| Problem description |
Find all the lines with "change" and gather them.

| Input for this task |
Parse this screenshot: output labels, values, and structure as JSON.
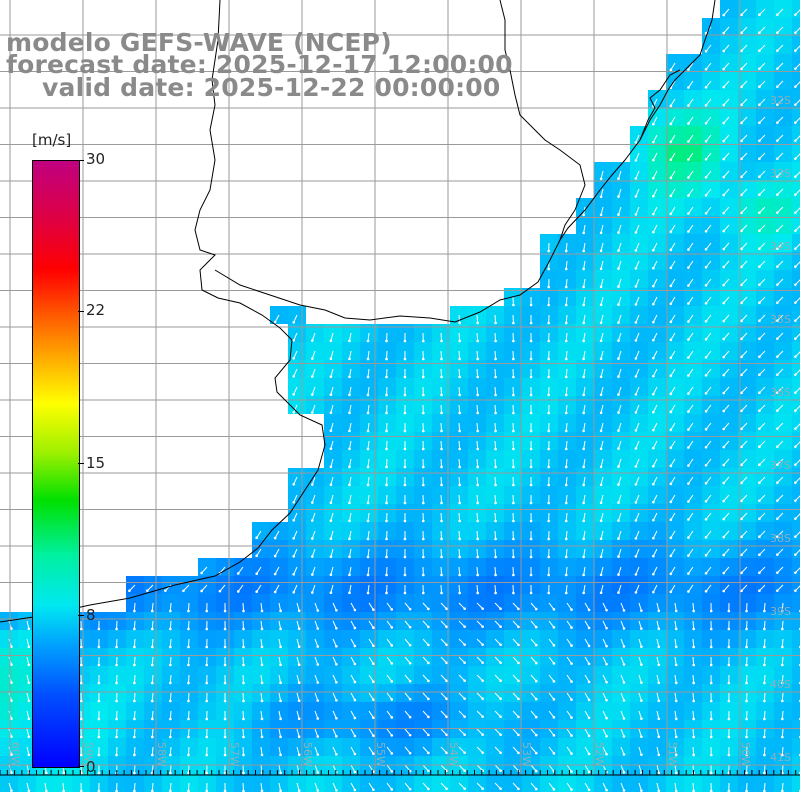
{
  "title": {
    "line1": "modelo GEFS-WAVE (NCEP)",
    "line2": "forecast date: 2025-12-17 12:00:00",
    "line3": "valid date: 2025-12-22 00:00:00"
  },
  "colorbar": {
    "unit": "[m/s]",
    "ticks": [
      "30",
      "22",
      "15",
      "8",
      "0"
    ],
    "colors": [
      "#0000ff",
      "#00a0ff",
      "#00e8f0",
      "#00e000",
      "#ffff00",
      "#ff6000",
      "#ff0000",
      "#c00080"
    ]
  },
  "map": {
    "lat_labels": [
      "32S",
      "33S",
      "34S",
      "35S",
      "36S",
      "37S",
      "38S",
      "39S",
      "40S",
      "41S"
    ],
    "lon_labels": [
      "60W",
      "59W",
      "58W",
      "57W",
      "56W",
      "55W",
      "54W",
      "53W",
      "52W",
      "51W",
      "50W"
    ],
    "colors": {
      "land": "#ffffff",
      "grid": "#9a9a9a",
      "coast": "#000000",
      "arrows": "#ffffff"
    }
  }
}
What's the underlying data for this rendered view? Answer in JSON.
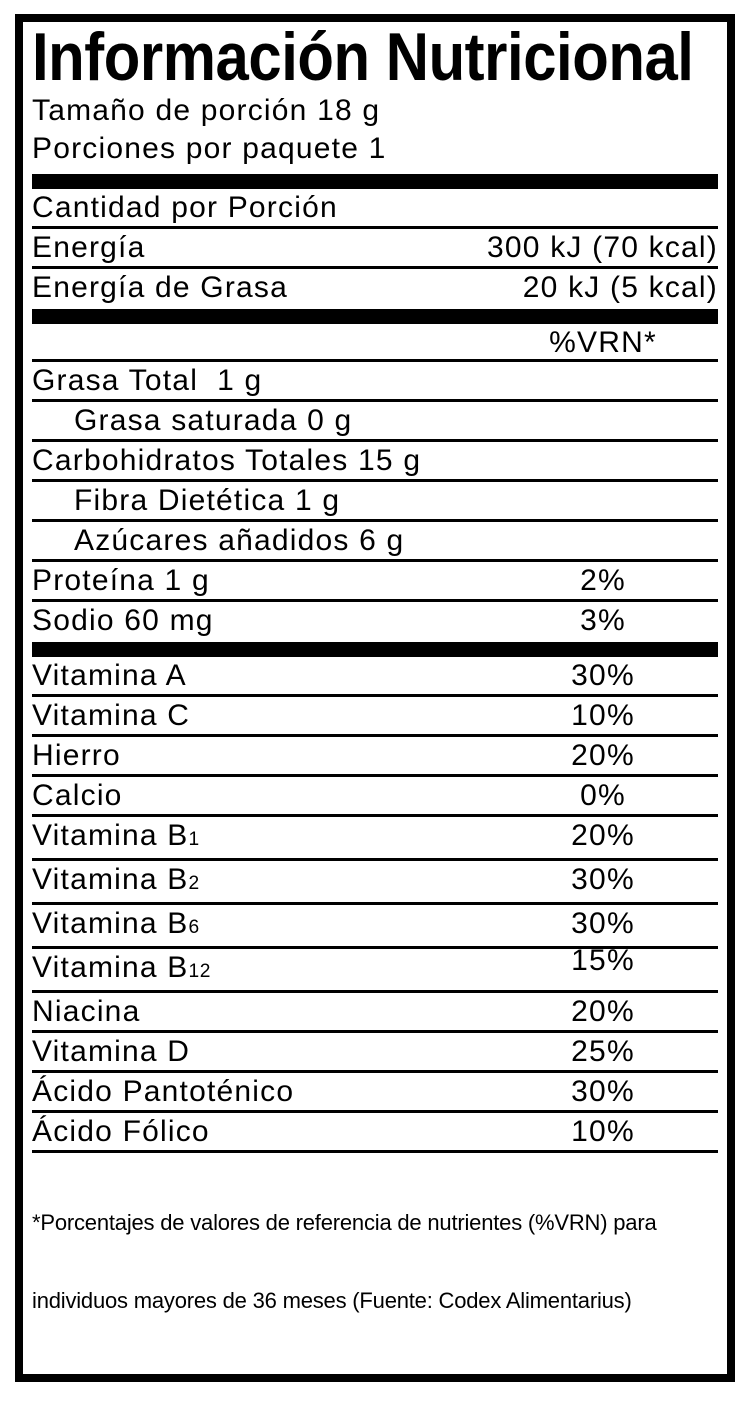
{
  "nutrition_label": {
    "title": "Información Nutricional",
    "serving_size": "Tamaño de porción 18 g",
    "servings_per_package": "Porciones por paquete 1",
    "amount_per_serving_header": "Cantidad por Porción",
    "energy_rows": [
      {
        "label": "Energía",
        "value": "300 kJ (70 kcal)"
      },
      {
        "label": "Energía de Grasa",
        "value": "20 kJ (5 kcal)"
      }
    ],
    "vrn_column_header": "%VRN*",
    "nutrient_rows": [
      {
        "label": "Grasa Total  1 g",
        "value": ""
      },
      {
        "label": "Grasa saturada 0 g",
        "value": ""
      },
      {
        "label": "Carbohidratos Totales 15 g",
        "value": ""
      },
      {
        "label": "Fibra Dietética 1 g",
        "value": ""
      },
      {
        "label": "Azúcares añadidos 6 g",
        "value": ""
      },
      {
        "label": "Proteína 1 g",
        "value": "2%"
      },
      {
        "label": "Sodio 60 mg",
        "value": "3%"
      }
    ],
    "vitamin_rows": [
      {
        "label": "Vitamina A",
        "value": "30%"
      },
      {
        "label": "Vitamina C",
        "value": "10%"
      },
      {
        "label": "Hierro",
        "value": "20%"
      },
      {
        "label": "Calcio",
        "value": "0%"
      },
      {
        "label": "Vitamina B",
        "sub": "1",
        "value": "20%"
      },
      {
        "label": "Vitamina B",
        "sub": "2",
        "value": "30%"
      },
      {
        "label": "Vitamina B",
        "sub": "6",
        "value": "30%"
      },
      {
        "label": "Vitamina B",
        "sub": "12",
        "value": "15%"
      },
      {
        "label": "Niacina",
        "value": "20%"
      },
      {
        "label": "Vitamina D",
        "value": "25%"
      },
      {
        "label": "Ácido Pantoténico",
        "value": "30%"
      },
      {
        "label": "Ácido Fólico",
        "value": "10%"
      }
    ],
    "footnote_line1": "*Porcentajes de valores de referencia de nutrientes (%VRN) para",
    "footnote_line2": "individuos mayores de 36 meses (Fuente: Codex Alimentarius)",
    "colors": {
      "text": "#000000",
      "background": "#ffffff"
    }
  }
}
...
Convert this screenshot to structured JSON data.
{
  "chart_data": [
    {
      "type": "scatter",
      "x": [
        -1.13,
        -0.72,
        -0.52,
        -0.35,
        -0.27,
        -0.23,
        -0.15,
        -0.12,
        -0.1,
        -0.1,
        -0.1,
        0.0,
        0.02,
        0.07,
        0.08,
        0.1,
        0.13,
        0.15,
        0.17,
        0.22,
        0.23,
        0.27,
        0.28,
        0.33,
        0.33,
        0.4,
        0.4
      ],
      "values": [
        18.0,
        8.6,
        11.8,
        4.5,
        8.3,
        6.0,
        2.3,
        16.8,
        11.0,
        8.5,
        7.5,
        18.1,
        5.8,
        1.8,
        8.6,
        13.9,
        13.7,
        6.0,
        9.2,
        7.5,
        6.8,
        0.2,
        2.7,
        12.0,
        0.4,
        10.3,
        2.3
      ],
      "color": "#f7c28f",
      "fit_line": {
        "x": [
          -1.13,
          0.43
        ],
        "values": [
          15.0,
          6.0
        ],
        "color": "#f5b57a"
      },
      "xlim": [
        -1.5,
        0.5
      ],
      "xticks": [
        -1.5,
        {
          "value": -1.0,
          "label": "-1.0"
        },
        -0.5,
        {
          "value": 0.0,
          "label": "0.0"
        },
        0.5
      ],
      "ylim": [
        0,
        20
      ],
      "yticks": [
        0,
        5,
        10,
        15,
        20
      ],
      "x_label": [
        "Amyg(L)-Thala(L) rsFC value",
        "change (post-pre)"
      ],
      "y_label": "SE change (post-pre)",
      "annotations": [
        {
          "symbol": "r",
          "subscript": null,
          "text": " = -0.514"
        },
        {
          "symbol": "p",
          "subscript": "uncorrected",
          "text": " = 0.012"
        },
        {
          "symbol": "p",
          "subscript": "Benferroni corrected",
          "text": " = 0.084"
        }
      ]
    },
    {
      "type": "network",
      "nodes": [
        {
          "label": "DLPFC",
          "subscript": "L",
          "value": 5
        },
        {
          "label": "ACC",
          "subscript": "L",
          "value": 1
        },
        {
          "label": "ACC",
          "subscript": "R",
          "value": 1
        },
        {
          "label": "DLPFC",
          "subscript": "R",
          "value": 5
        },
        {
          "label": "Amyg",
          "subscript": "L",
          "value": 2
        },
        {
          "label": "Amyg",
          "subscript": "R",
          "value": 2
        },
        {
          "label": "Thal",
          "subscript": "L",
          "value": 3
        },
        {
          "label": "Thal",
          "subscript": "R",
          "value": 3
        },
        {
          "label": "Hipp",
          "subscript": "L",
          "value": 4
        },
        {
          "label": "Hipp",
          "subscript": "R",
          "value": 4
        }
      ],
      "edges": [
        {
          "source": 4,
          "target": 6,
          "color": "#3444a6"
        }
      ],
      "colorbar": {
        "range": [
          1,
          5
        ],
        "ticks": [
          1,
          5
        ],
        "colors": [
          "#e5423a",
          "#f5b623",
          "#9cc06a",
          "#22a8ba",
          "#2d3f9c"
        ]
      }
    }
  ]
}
--
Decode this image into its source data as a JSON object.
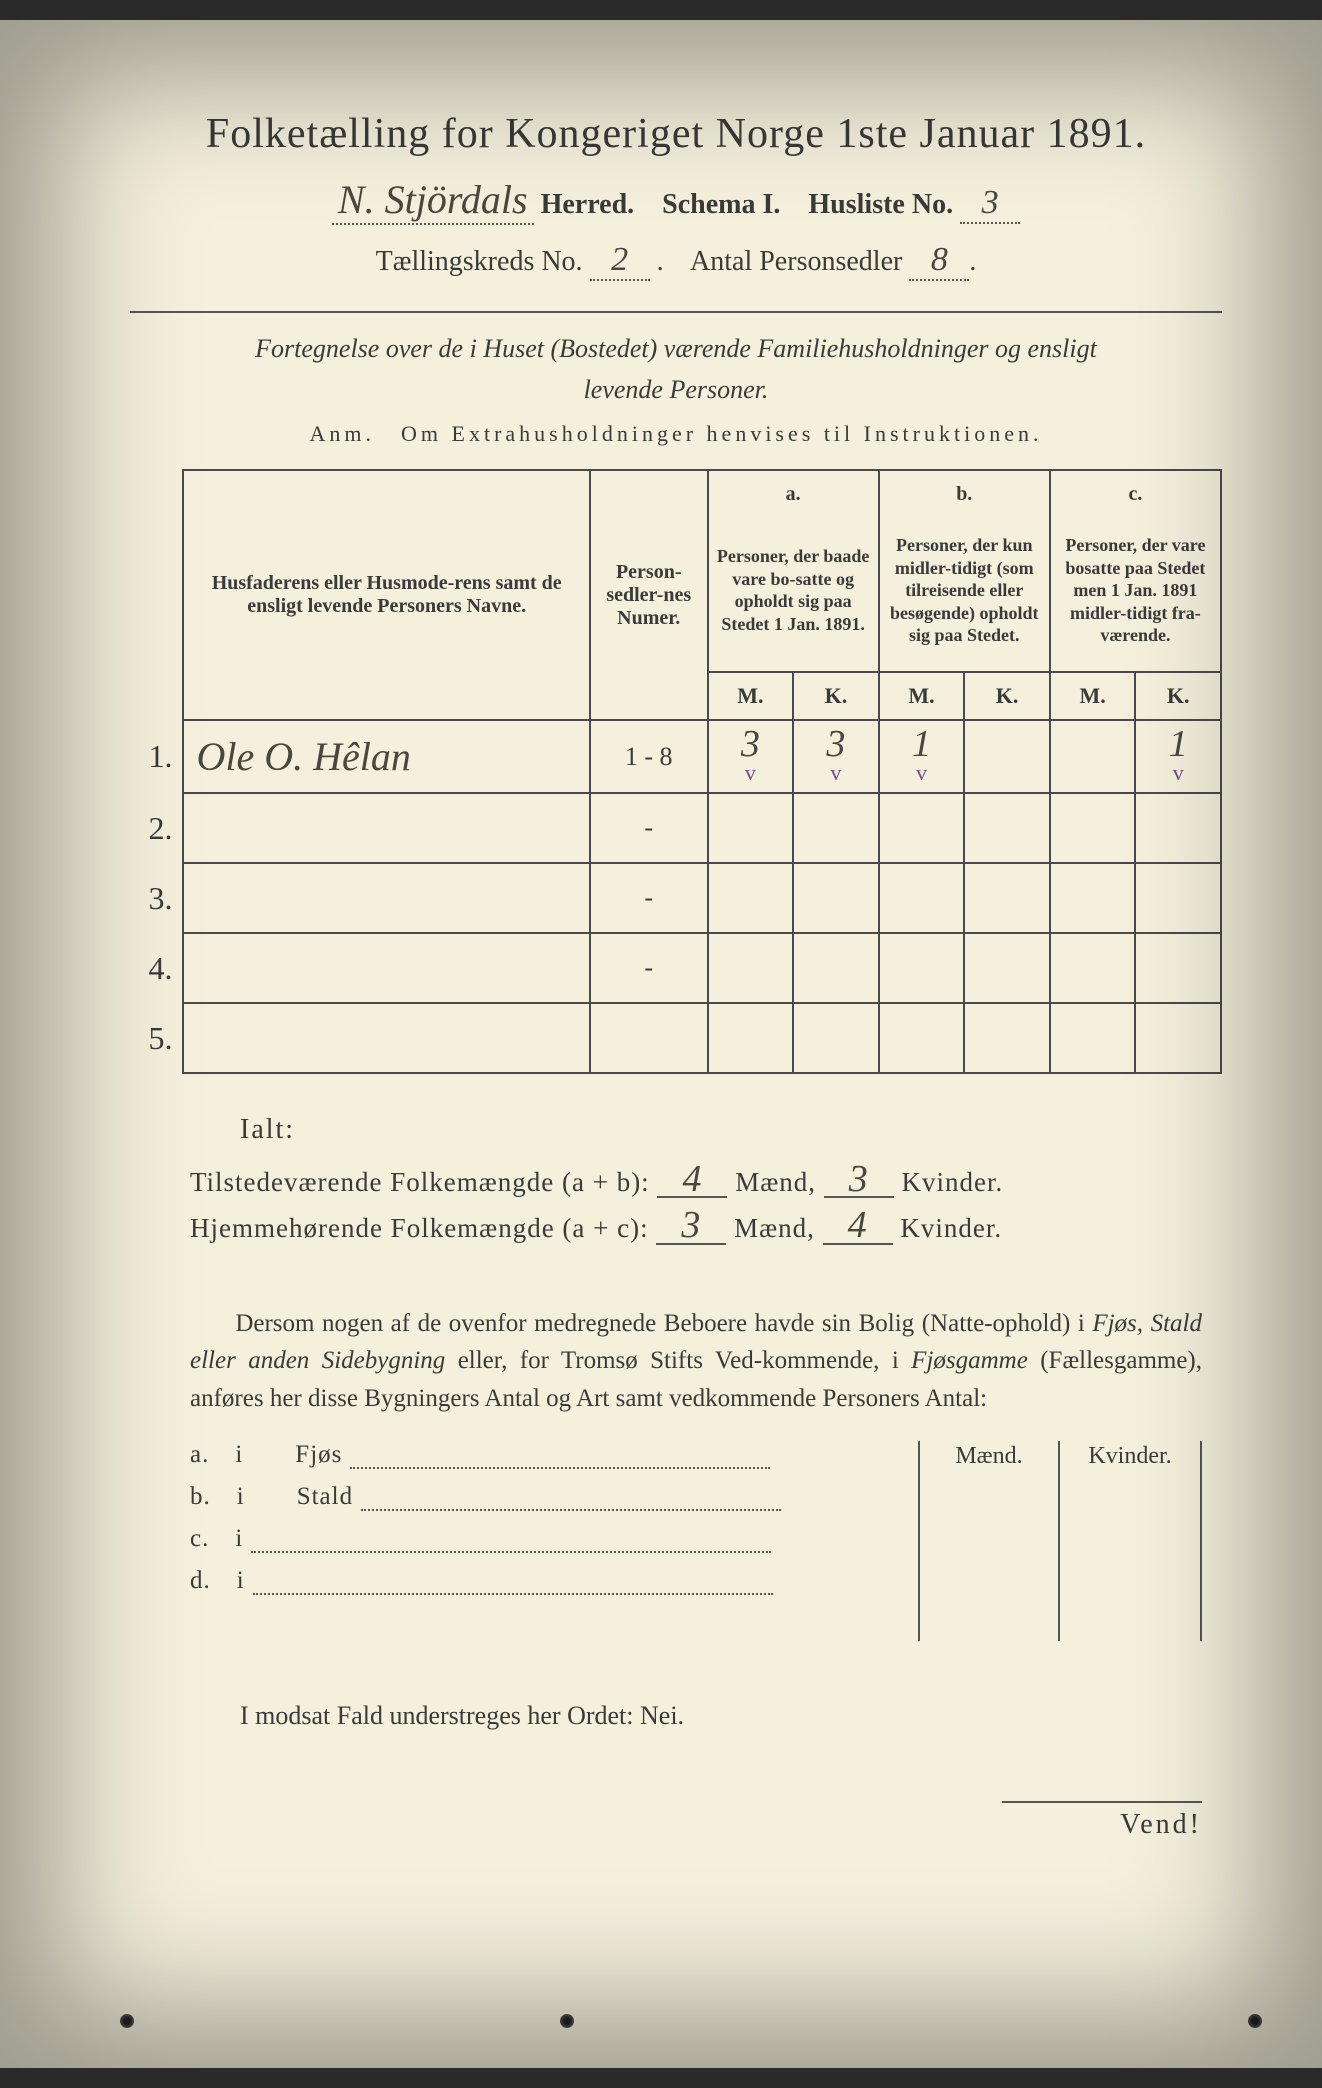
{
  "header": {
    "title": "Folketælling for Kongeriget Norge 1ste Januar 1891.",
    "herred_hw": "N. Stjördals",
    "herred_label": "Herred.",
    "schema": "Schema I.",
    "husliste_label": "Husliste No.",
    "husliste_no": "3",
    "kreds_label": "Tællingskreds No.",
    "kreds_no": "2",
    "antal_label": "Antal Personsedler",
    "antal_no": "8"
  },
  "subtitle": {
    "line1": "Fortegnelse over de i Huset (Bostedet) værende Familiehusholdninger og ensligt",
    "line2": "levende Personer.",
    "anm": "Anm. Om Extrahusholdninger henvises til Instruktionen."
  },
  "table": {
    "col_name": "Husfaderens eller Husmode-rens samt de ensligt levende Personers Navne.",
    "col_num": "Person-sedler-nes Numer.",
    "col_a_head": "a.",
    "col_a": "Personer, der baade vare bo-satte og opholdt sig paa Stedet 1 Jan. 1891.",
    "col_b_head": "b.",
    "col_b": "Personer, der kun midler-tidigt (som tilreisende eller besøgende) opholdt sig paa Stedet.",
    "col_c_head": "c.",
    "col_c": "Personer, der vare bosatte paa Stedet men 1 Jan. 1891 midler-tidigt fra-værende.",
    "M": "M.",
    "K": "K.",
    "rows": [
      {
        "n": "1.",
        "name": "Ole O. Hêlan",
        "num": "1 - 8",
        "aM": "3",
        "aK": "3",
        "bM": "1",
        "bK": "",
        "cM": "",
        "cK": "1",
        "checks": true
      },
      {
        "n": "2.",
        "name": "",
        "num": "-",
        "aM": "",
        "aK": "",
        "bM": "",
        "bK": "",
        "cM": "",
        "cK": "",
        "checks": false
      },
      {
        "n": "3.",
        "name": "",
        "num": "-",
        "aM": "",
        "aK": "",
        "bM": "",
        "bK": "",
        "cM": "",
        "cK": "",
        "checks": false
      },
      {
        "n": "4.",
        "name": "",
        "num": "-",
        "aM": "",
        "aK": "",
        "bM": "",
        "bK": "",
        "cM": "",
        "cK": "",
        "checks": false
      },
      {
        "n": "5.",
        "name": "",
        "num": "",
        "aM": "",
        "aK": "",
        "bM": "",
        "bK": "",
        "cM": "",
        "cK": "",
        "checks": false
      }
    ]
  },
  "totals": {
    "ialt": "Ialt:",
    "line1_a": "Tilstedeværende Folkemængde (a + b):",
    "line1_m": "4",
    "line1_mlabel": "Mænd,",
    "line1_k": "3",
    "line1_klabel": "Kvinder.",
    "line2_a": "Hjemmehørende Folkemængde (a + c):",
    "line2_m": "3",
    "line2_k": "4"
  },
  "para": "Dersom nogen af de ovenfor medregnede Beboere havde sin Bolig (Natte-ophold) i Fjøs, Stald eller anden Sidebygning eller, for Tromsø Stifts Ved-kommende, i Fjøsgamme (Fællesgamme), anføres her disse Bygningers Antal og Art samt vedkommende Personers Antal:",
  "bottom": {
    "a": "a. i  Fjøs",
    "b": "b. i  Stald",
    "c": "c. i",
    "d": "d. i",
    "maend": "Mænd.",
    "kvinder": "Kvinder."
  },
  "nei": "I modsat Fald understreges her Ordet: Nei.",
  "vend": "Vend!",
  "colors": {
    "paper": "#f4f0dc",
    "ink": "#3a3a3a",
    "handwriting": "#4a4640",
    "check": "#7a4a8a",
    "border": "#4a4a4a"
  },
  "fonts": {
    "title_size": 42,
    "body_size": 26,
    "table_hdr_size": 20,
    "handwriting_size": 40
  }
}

| Task response |
        "change (post-pre)"
      "y_label": "SE change (post-pre)",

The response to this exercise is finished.